--- Start DATA SUPPLIED ---
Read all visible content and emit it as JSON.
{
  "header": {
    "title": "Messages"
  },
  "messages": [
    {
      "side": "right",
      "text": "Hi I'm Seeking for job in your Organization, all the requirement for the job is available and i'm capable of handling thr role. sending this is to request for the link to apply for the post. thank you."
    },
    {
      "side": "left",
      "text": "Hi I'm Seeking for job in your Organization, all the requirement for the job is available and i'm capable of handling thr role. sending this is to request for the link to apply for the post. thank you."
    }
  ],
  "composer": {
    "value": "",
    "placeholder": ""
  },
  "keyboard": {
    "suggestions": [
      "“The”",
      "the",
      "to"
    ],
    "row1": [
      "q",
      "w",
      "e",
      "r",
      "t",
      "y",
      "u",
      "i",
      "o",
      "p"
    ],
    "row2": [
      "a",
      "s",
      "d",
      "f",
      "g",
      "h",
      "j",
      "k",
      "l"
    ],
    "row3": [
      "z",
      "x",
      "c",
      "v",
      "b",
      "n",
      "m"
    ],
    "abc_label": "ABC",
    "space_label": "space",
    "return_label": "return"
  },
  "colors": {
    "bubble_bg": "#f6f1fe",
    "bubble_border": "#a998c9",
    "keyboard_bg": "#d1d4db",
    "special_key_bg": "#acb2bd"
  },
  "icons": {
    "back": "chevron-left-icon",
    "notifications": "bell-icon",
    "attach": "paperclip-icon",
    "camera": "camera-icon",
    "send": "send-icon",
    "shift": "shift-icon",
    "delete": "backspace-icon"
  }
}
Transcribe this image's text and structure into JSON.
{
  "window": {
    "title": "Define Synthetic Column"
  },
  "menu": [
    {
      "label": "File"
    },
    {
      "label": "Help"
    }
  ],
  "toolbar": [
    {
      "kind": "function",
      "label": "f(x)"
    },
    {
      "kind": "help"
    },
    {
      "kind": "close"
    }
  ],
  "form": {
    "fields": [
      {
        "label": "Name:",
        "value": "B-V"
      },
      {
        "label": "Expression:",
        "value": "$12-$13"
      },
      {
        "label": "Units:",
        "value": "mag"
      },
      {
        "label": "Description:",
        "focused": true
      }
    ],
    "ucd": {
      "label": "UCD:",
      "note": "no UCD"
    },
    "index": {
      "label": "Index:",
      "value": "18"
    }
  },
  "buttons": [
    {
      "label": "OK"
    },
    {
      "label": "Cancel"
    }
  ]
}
--- End DATA SUPPLIED ---
### YOUR TASK
Copy out each line of the records that holds the string "JSON".

### ANSWER FOR THIS EXERCISE
Read all visible content and emit it as JSON.
Transcribe this image's text and structure into JSON.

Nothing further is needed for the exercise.